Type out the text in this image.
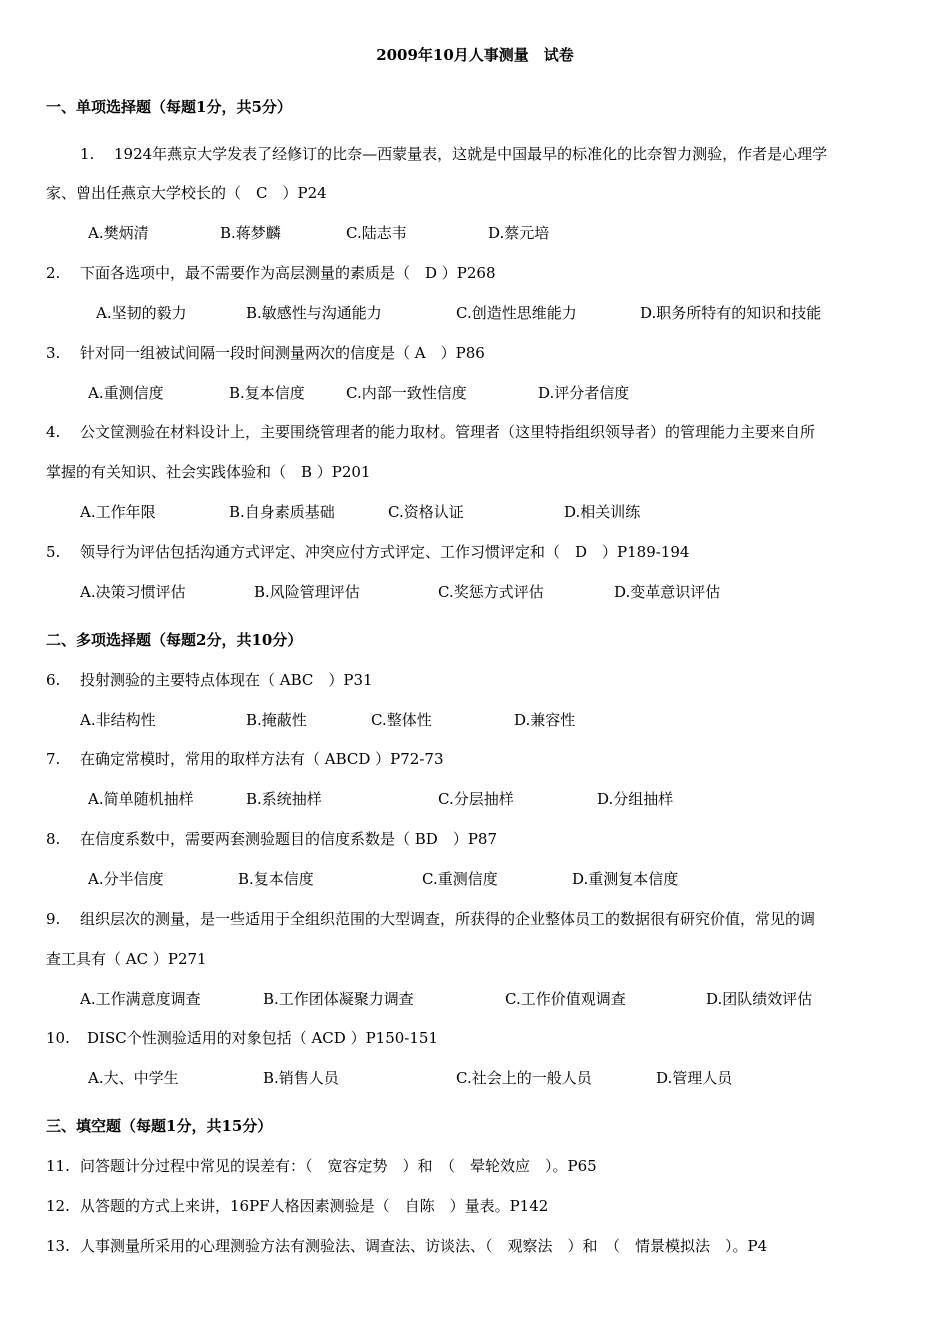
2009年10月人事测量　试卷
一、单项选择题（每题1分，共5分）
1. 1924年燕京大学发表了经修订的比奈—西蒙量表，这就是中国最早的标准化的比奈智力测验，作者是心理学
家、曾出任燕京大学校长的（　C　）P24
A.樊炳清	B.蒋梦麟	C.陆志韦	D.蔡元培
2. 下面各选项中，最不需要作为高层测量的素质是（　D ）P268
A.坚韧的毅力	B.敏感性与沟通能力	C.创造性思维能力	D.职务所特有的知识和技能
3. 针对同一组被试间隔一段时间测量两次的信度是（ A　）P86
A.重测信度	B.复本信度	C.内部一致性信度	D.评分者信度
4. 公文筐测验在材料设计上，主要围绕管理者的能力取材。管理者（这里特指组织领导者）的管理能力主要来自所
掌握的有关知识、社会实践体验和（　B ）P201
A.工作年限	B.自身素质基础	C.资格认证	D.相关训练
5. 领导行为评估包括沟通方式评定、冲突应付方式评定、工作习惯评定和（　D　）P189-194
A.决策习惯评估	B.风险管理评估	C.奖惩方式评估	D.变革意识评估
二、多项选择题（每题2分，共10分）
6. 投射测验的主要特点体现在（ ABC　）P31
A.非结构性	B.掩蔽性	C.整体性	D.兼容性
7. 在确定常模时，常用的取样方法有（ ABCD ）P72-73
A.简单随机抽样	B.系统抽样	C.分层抽样	D.分组抽样
8. 在信度系数中，需要两套测验题目的信度系数是（ BD　）P87
A.分半信度	B.复本信度	C.重测信度	D.重测复本信度
9. 组织层次的测量，是一些适用于全组织范围的大型调查，所获得的企业整体员工的数据很有研究价值，常见的调
查工具有（ AC ）P271
A.工作满意度调查	B.工作团体凝聚力调查	C.工作价值观调查	D.团队绩效评估
10. DISC个性测验适用的对象包括（ ACD ）P150-151
A.大、中学生	B.销售人员	C.社会上的一般人员	D.管理人员
三、填空题（每题1分，共15分）
11. 问答题计分过程中常见的误差有：（　宽容定势　）和　（　晕轮效应　）。P65
12. 从答题的方式上来讲，16PF人格因素测验是（　自陈　）量表。P142
13. 人事测量所采用的心理测验方法有测验法、调查法、访谈法、（　观察法　）和　（　情景模拟法　）。P4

▬▬▬▬▬▬

■ **What you need to do**
Without the pictures, output the full listing exactly as it stands.

■ **Response to this exercise**
Type out the text in this image.
2009年10月人事测量　试卷
一、单项选择题（每题1分，共5分）
1. 1924年燕京大学发表了经修订的比奈—西蒙量表，这就是中国最早的标准化的比奈智力测验，作者是心理学
家、曾出任燕京大学校长的（　C　）P24
A.樊炳清	B.蒋梦麟	C.陆志韦	D.蔡元培
2. 下面各选项中，最不需要作为高层测量的素质是（　D ）P268
A.坚韧的毅力	B.敏感性与沟通能力	C.创造性思维能力	D.职务所特有的知识和技能
3. 针对同一组被试间隔一段时间测量两次的信度是（ A　）P86
A.重测信度	B.复本信度	C.内部一致性信度	D.评分者信度
4. 公文筐测验在材料设计上，主要围绕管理者的能力取材。管理者（这里特指组织领导者）的管理能力主要来自所
掌握的有关知识、社会实践体验和（　B ）P201
A.工作年限	B.自身素质基础	C.资格认证	D.相关训练
5. 领导行为评估包括沟通方式评定、冲突应付方式评定、工作习惯评定和（　D　）P189-194
A.决策习惯评估	B.风险管理评估	C.奖惩方式评估	D.变革意识评估
二、多项选择题（每题2分，共10分）
6. 投射测验的主要特点体现在（ ABC　）P31
A.非结构性	B.掩蔽性	C.整体性	D.兼容性
7. 在确定常模时，常用的取样方法有（ ABCD ）P72-73
A.简单随机抽样	B.系统抽样	C.分层抽样	D.分组抽样
8. 在信度系数中，需要两套测验题目的信度系数是（ BD　）P87
A.分半信度	B.复本信度	C.重测信度	D.重测复本信度
9. 组织层次的测量，是一些适用于全组织范围的大型调查，所获得的企业整体员工的数据很有研究价值，常见的调
查工具有（ AC ）P271
A.工作满意度调查	B.工作团体凝聚力调查	C.工作价值观调查	D.团队绩效评估
10. DISC个性测验适用的对象包括（ ACD ）P150-151
A.大、中学生	B.销售人员	C.社会上的一般人员	D.管理人员
三、填空题（每题1分，共15分）
11. 问答题计分过程中常见的误差有：（　宽容定势　）和　（　晕轮效应　）。P65
12. 从答题的方式上来讲，16PF人格因素测验是（　自陈　）量表。P142
13. 人事测量所采用的心理测验方法有测验法、调查法、访谈法、（　观察法　）和　（　情景模拟法　）。P4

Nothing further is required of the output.